* _EXCERPT PROVIDED_
Solved: Possible bug with ifort/ifx 2023.2.0 and OpenMP SIMD

Gaurav-Saxena · ‎07-17-2024

I compile the following Fortran program

program hello
use omp_lib
implicit none
integer, parameter::ns = 300, ny = 960, nx = 360
integer, parameter::EXTRA = 0
integer :: ix, iy, is
double precision, allocatable::b2stbr_phys_sna(:),sna0(:,:,:,:),na(:,:,:)
double precision :: T_START, T_END


allocate(b2stbr_phys_sna(0:ns-1 + EXTRA))
allocate(sna0(-1:nx,-1:ny,0:1,0:ns-1 + EXTRA))
allocate(na(-1:nx,-1:ny,0:ns-1 + EXTRA))

b2stbr_phys_sna=0.0
sna0 = 0.01
na = 0.02

T_START = omp_get_wtime()

* _INFORMATION SHOWN_
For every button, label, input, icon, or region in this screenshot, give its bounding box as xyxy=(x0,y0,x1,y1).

* _REQUIREMENTS_
- a) Answer these about the forum post, marking each answer (i), (ii), (iii):
(i) Which compiler version does the title name?
(ii) What value is given to ny?
(iii) What value is assigned to na?
- b) Reproduce the forum post from "program hello" to "allocate(na(-1:nx,-1:ny,0:ns-1 + EXTRA))", swapping every "EXTRA" for "PAD".
- c) In the forum post, recast the paragraph beginning "b2stbr_phys_sna=0.0" as a short list of the starting values it sets.

* _THE RESULTS_
- a)
(i) ifort/ifx 2023.2.0
(ii) 960
(iii) 0.02

- b)
program hello
use omp_lib
implicit none
integer, parameter::ns = 300, ny = 960, nx = 360
integer, parameter::PAD = 0
integer :: ix, iy, is
double precision, allocatable::b2stbr_phys_sna(:),sna0(:,:,:,:),na(:,:,:)
double precision :: T_START, T_END


allocate(b2stbr_phys_sna(0:ns-1 + PAD))
allocate(sna0(-1:nx,-1:ny,0:1,0:ns-1 + PAD))
allocate(na(-1:nx,-1:ny,0:ns-1 + PAD))

- c)
- b2stbr_phys_sna: 0.0
- sna0: 0.01
- na: 0.02